(Extracted data entries)
━━━━

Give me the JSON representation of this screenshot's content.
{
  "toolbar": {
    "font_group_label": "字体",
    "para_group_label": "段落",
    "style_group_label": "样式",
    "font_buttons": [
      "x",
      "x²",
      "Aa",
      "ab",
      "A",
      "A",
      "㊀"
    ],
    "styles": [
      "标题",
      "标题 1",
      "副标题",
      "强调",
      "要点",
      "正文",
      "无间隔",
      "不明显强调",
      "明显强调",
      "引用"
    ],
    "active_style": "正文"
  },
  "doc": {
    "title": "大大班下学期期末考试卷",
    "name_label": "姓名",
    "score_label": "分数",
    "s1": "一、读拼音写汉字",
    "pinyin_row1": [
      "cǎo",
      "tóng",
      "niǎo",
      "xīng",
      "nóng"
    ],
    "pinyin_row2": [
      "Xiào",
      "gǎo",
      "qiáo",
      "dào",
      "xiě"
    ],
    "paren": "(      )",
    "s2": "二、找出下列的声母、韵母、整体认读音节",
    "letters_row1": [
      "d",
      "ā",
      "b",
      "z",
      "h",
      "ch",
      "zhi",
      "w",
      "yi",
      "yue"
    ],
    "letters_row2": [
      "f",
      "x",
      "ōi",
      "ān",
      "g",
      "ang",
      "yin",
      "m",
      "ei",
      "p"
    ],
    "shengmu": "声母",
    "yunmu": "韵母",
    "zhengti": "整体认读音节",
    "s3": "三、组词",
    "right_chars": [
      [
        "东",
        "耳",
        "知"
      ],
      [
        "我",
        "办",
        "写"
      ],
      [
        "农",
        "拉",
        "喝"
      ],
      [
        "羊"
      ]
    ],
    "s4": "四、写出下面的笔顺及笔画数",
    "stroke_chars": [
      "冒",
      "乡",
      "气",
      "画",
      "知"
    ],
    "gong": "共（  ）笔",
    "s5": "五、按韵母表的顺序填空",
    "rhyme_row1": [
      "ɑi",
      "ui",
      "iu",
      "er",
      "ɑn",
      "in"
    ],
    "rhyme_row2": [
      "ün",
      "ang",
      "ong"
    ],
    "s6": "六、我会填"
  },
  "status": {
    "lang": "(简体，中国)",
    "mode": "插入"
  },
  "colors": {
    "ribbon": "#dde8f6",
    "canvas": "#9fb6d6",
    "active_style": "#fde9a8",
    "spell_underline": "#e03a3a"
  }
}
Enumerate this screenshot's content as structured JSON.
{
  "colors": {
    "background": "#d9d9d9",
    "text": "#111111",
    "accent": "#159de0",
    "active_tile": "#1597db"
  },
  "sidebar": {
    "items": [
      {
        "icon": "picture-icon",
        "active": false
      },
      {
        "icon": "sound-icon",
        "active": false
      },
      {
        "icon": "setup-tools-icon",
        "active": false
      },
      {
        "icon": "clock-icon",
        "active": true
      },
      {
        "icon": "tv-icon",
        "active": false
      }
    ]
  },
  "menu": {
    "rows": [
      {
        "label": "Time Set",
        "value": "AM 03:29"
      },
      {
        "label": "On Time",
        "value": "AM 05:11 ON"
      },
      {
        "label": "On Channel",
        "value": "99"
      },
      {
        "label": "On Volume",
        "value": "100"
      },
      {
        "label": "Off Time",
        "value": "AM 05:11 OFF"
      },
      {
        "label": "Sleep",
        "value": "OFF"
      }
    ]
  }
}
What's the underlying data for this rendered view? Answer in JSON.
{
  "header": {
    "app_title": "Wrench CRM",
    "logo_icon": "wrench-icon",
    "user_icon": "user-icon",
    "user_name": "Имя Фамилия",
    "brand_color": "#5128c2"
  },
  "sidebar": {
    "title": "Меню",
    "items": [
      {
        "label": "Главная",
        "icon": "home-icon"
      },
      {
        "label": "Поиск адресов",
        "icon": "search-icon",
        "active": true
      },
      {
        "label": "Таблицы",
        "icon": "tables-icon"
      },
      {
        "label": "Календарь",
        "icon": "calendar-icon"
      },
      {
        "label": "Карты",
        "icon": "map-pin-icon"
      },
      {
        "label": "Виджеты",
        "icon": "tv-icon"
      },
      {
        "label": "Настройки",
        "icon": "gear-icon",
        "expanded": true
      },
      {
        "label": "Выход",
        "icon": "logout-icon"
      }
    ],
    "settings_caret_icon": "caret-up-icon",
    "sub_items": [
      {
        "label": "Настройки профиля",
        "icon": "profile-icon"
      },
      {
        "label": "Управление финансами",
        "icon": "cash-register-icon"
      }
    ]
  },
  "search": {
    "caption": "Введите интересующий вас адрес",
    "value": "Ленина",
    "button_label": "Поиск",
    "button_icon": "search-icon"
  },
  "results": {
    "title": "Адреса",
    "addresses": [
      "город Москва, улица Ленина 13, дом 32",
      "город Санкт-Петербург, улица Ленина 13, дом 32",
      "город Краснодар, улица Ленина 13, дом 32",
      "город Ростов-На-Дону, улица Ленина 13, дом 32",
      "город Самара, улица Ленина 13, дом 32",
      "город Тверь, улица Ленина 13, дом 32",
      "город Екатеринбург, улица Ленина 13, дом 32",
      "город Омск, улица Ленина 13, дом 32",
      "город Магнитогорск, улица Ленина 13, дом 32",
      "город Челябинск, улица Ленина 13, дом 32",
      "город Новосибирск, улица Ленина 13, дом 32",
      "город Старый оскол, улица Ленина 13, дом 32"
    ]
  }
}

━━━━

### Instruction
Your answer should be a single number: how many lines in the data above include "screenshot"?

### Output of the task
2